Figure collection entries
= = = = = = =
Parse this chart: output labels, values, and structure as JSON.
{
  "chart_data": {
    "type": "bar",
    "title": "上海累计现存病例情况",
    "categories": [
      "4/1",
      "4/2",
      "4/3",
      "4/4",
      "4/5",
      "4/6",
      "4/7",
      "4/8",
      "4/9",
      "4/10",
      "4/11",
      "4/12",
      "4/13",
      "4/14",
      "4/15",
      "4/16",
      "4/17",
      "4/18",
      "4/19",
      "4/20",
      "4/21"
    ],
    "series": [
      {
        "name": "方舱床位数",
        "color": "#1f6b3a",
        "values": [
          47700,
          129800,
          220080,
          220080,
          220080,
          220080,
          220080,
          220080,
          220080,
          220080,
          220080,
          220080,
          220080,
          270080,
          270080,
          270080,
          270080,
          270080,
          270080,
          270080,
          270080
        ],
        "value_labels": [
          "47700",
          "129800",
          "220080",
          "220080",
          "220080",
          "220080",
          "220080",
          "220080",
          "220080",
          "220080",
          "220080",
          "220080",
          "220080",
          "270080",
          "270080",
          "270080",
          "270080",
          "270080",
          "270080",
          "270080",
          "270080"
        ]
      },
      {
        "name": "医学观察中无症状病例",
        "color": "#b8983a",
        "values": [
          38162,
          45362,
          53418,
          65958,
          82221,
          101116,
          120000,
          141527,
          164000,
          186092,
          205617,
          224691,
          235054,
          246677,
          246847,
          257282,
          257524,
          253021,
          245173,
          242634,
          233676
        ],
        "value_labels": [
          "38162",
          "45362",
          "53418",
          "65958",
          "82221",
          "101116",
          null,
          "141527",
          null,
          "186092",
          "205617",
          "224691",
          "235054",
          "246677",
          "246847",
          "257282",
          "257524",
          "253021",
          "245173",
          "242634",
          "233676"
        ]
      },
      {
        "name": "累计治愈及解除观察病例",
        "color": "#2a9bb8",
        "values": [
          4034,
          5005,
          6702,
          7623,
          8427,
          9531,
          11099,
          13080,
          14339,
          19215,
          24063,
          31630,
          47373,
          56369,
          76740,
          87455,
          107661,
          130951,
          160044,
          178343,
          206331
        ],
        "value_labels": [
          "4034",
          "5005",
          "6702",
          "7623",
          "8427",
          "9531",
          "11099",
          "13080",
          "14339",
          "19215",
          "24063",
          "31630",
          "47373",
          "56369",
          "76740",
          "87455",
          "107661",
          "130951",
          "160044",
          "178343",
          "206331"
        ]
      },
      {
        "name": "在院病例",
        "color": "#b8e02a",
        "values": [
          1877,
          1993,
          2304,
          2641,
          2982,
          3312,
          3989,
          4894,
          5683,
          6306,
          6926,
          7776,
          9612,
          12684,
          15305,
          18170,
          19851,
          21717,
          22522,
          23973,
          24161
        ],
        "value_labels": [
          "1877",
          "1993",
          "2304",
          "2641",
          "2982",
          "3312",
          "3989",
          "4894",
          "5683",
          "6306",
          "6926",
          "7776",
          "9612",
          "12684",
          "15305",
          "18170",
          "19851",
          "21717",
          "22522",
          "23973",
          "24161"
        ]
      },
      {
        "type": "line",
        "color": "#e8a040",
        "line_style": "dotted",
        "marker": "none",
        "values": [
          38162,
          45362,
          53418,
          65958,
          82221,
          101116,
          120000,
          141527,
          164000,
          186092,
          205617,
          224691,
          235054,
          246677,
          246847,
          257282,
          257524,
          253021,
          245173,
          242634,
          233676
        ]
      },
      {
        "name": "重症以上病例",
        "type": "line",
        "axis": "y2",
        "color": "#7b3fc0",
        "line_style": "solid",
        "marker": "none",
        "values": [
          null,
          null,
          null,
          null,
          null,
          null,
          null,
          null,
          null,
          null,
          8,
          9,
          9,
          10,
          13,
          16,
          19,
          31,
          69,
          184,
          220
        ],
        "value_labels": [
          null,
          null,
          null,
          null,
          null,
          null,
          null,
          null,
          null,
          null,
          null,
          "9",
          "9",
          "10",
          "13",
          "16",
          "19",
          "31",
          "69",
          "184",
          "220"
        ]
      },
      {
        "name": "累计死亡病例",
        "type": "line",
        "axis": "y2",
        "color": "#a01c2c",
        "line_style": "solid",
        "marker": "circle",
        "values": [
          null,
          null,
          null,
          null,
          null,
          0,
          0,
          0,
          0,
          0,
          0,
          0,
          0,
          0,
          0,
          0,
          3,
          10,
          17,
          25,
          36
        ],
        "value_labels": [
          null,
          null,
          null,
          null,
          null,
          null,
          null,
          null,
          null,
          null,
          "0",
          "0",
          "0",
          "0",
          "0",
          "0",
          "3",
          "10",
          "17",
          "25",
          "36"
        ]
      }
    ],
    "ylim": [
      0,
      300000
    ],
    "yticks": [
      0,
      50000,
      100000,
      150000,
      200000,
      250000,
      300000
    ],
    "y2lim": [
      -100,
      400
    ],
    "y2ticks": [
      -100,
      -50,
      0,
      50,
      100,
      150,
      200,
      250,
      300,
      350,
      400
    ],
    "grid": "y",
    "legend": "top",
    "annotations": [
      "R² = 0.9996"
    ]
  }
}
= = = = = = =
**Set problem:** Write out every line of the data that holds the word "color".

**Task result:**
        "color": "#1f6b3a",
        "color": "#b8983a",
        "color": "#2a9bb8",
        "color": "#b8e02a",
        "color": "#e8a040",
        "color": "#7b3fc0",
        "color": "#a01c2c",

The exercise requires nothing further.